- What to work on
Reproduce every record below exactly as it appears.

- Input data

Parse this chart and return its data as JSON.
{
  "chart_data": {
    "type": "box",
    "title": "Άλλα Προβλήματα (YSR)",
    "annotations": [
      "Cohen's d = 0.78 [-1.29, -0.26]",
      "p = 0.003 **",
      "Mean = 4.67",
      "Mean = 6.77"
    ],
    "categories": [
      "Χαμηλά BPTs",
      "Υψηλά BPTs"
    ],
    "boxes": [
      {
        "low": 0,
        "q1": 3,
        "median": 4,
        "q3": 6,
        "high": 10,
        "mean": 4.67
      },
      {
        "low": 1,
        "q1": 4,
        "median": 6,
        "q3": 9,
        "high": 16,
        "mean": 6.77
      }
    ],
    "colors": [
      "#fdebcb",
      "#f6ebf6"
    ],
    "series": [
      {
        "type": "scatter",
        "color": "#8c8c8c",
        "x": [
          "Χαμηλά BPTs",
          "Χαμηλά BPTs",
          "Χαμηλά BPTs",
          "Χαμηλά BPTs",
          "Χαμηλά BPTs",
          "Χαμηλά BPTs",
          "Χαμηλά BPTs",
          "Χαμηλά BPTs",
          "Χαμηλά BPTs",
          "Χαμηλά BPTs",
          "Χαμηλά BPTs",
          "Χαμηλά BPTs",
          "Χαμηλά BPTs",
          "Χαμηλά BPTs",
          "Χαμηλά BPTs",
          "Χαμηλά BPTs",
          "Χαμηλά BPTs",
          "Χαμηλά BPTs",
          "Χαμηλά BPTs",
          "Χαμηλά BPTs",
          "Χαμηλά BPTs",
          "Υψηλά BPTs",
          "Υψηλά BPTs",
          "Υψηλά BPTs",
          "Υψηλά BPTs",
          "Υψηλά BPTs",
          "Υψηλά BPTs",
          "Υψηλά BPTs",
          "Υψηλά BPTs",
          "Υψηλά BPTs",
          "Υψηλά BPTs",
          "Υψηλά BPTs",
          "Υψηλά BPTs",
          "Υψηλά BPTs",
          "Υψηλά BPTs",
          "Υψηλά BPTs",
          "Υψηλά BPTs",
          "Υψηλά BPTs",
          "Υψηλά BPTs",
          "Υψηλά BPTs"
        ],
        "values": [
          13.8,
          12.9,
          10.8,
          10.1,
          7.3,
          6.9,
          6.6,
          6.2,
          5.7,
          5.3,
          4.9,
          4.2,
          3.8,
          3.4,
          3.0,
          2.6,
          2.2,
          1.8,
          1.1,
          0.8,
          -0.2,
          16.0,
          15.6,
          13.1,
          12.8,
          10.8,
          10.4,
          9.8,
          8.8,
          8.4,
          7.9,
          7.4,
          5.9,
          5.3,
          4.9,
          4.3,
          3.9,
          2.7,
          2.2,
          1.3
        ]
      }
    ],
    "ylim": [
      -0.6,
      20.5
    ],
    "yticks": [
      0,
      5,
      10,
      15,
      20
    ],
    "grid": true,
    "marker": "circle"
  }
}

- Response to the task
Parse this chart and return its data as JSON.
{
  "chart_data": {
    "type": "box",
    "title": "Άλλα Προβλήματα (YSR)",
    "annotations": [
      "Cohen's d = 0.78 [-1.29, -0.26]",
      "p = 0.003 **",
      "Mean = 4.67",
      "Mean = 6.77"
    ],
    "categories": [
      "Χαμηλά BPTs",
      "Υψηλά BPTs"
    ],
    "boxes": [
      {
        "low": 0,
        "q1": 3,
        "median": 4,
        "q3": 6,
        "high": 10,
        "mean": 4.67
      },
      {
        "low": 1,
        "q1": 4,
        "median": 6,
        "q3": 9,
        "high": 16,
        "mean": 6.77
      }
    ],
    "colors": [
      "#fdebcb",
      "#f6ebf6"
    ],
    "series": [
      {
        "type": "scatter",
        "color": "#8c8c8c",
        "x": [
          "Χαμηλά BPTs",
          "Χαμηλά BPTs",
          "Χαμηλά BPTs",
          "Χαμηλά BPTs",
          "Χαμηλά BPTs",
          "Χαμηλά BPTs",
          "Χαμηλά BPTs",
          "Χαμηλά BPTs",
          "Χαμηλά BPTs",
          "Χαμηλά BPTs",
          "Χαμηλά BPTs",
          "Χαμηλά BPTs",
          "Χαμηλά BPTs",
          "Χαμηλά BPTs",
          "Χαμηλά BPTs",
          "Χαμηλά BPTs",
          "Χαμηλά BPTs",
          "Χαμηλά BPTs",
          "Χαμηλά BPTs",
          "Χαμηλά BPTs",
          "Χαμηλά BPTs",
          "Υψηλά BPTs",
          "Υψηλά BPTs",
          "Υψηλά BPTs",
          "Υψηλά BPTs",
          "Υψηλά BPTs",
          "Υψηλά BPTs",
          "Υψηλά BPTs",
          "Υψηλά BPTs",
          "Υψηλά BPTs",
          "Υψηλά BPTs",
          "Υψηλά BPTs",
          "Υψηλά BPTs",
          "Υψηλά BPTs",
          "Υψηλά BPTs",
          "Υψηλά BPTs",
          "Υψηλά BPTs",
          "Υψηλά BPTs",
          "Υψηλά BPTs",
          "Υψηλά BPTs"
        ],
        "values": [
          13.8,
          12.9,
          10.8,
          10.1,
          7.3,
          6.9,
          6.6,
          6.2,
          5.7,
          5.3,
          4.9,
          4.2,
          3.8,
          3.4,
          3.0,
          2.6,
          2.2,
          1.8,
          1.1,
          0.8,
          -0.2,
          16.0,
          15.6,
          13.1,
          12.8,
          10.8,
          10.4,
          9.8,
          8.8,
          8.4,
          7.9,
          7.4,
          5.9,
          5.3,
          4.9,
          4.3,
          3.9,
          2.7,
          2.2,
          1.3
        ]
      }
    ],
    "ylim": [
      -0.6,
      20.5
    ],
    "yticks": [
      0,
      5,
      10,
      15,
      20
    ],
    "grid": true,
    "marker": "circle"
  }
}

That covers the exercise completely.